[Dataset records]
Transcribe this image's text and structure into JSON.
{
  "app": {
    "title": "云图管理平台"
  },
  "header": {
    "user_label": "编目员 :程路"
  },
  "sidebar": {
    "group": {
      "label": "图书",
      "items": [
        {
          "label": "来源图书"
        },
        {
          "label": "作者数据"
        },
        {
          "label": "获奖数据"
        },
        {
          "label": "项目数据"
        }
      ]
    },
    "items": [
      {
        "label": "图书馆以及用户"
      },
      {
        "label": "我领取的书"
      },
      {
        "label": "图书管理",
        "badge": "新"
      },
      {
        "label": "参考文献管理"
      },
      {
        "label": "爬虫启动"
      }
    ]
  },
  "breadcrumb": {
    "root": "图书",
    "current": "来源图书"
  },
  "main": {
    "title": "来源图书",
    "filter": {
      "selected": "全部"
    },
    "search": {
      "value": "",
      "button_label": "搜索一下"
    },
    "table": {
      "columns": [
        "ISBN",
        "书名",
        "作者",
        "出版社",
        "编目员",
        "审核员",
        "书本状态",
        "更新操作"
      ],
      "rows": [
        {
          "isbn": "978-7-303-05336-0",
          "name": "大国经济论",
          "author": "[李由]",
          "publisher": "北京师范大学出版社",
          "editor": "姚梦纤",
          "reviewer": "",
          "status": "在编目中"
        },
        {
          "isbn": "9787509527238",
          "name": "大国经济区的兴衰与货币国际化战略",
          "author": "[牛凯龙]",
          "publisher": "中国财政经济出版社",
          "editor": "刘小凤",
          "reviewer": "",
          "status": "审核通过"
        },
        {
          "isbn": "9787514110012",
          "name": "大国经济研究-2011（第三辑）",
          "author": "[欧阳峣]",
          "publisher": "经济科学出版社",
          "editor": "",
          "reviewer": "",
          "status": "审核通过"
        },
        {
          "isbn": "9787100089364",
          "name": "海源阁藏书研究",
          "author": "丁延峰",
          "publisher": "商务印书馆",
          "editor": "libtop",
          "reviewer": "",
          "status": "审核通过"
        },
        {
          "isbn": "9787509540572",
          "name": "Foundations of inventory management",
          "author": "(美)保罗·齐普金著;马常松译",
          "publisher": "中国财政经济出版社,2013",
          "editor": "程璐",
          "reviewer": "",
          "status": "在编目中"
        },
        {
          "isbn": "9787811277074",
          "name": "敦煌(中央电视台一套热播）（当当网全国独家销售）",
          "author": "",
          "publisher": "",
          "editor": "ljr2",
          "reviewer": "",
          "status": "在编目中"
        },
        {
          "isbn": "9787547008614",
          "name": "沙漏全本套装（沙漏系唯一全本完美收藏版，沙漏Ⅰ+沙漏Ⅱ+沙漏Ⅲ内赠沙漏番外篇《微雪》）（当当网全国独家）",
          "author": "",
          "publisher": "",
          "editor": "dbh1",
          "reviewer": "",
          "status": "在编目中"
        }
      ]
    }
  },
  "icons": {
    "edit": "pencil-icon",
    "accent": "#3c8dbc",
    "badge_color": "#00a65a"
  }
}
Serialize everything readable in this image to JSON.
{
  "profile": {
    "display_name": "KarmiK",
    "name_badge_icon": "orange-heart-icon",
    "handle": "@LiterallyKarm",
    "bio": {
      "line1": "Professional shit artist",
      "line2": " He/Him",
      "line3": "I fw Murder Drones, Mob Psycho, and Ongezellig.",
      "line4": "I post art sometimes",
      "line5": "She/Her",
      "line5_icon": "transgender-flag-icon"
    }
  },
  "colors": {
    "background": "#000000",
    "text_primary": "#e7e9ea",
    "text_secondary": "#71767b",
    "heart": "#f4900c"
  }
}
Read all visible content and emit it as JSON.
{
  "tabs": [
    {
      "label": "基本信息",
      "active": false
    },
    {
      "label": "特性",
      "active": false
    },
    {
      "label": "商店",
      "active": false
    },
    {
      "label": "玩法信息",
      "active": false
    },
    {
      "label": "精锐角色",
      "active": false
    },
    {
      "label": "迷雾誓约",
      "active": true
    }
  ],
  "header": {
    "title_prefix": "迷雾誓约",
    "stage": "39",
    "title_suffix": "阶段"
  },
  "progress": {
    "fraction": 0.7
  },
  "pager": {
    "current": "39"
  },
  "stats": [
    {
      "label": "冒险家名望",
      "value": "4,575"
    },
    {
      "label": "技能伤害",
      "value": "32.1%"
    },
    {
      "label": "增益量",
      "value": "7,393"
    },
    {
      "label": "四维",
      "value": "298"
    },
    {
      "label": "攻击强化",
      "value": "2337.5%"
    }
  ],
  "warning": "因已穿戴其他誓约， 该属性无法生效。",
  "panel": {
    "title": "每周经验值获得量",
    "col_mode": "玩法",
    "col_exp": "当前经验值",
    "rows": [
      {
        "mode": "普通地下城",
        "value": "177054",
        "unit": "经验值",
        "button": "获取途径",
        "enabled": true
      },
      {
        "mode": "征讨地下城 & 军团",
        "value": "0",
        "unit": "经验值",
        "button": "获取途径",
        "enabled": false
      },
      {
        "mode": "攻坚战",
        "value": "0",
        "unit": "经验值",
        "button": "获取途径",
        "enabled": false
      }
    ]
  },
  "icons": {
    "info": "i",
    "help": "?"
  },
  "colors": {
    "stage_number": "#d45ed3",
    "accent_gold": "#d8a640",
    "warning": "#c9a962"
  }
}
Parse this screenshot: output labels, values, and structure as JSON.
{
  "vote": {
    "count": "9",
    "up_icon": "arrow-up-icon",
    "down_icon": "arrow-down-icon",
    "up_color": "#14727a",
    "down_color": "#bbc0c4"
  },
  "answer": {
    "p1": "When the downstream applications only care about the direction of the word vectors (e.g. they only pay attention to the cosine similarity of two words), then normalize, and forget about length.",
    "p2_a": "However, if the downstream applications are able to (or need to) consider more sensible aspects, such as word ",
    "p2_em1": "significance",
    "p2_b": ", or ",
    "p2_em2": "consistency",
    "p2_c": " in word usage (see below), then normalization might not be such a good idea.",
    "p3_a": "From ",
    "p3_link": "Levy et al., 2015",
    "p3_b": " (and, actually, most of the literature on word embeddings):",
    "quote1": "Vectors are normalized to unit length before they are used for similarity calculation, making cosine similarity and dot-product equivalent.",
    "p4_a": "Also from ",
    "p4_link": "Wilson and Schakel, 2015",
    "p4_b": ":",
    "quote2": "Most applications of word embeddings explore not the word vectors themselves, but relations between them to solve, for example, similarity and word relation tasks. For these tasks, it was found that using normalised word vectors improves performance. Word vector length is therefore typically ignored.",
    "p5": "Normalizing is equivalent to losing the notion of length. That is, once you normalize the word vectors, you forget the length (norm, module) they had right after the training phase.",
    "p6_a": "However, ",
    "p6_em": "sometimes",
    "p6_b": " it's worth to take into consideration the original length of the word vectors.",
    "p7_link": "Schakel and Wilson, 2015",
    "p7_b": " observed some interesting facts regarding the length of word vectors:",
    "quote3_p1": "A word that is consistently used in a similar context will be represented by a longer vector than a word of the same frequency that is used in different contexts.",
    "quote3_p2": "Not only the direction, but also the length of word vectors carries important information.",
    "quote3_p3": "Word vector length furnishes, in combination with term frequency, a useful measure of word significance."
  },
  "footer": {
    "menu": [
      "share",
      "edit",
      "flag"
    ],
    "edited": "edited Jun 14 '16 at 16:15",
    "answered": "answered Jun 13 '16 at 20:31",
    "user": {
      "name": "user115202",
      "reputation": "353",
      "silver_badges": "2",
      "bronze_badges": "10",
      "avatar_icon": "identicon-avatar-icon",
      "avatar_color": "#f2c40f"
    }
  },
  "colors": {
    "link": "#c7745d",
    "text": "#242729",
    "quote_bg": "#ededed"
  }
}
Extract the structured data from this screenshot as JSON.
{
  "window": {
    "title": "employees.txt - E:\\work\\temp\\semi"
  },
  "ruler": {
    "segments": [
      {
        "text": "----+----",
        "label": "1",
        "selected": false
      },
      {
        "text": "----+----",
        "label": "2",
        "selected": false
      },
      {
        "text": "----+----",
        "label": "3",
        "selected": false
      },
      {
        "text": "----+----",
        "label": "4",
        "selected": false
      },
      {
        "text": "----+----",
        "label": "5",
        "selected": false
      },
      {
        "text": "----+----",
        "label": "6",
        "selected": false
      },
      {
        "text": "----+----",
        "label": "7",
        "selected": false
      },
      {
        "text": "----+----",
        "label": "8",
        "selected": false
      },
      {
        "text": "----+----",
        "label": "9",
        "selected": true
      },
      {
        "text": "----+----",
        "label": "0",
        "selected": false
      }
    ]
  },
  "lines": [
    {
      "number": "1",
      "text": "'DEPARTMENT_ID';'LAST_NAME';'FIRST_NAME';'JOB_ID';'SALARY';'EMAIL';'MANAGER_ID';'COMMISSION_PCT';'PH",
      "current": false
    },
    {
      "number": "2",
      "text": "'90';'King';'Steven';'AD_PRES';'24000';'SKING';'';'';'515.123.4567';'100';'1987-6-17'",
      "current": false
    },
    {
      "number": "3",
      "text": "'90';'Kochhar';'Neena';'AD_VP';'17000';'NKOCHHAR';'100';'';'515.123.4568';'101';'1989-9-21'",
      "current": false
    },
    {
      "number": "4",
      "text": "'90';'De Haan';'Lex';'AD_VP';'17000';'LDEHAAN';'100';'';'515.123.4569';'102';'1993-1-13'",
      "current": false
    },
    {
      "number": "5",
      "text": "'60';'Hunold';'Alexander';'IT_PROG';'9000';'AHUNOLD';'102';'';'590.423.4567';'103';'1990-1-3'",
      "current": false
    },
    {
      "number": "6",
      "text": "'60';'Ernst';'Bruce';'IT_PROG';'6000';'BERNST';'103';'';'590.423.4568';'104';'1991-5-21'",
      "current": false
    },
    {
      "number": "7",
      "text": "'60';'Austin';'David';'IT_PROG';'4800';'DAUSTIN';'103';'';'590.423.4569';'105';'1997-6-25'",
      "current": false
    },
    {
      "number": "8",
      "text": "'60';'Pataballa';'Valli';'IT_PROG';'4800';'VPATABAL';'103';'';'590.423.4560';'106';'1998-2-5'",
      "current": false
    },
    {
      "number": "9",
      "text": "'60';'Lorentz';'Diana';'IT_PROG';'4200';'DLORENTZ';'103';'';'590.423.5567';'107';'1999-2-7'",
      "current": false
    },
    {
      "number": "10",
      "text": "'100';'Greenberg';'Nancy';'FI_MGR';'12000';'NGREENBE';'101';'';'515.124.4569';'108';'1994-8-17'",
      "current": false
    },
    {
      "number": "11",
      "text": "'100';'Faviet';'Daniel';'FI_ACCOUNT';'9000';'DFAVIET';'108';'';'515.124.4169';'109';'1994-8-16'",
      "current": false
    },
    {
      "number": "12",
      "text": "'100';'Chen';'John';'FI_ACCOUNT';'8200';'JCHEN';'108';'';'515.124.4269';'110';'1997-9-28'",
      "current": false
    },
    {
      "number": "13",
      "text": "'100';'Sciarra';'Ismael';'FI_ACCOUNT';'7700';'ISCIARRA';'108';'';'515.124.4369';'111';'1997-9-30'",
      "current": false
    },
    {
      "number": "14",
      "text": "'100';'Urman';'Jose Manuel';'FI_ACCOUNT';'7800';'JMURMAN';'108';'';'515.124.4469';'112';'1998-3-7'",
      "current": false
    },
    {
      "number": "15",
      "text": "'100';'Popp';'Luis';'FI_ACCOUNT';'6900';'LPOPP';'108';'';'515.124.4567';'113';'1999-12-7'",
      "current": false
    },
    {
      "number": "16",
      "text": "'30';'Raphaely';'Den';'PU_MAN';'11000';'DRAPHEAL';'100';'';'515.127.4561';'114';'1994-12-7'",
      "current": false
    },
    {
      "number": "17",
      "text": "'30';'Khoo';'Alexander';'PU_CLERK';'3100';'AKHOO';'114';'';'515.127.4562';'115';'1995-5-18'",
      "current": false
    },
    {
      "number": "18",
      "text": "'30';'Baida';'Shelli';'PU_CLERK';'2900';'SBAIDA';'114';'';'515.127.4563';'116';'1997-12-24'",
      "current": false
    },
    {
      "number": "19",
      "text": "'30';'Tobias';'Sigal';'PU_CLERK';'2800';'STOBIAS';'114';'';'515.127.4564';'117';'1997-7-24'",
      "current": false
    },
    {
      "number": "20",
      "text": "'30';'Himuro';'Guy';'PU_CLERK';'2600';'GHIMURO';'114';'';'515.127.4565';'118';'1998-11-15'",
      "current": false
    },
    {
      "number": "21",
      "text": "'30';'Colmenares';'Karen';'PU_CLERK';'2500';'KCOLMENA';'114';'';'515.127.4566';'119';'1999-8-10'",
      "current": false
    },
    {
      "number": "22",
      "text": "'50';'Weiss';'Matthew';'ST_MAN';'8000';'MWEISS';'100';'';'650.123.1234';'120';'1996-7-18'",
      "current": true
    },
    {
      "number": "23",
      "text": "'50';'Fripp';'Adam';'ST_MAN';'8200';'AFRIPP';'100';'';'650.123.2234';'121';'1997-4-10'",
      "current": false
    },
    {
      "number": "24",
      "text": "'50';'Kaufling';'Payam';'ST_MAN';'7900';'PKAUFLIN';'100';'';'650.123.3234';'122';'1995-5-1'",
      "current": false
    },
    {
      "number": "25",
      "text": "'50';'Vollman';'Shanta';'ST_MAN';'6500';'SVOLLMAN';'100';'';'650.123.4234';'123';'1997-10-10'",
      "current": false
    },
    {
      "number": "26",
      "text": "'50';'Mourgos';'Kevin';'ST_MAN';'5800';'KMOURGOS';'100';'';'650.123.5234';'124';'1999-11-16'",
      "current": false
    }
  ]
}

◆ **Exercise description**
Select every line of the records holding the string "image".

◆ **Reply to the task**
Transcribe this image's text and structure into JSON.
Serialize everything readable in this image to JSON.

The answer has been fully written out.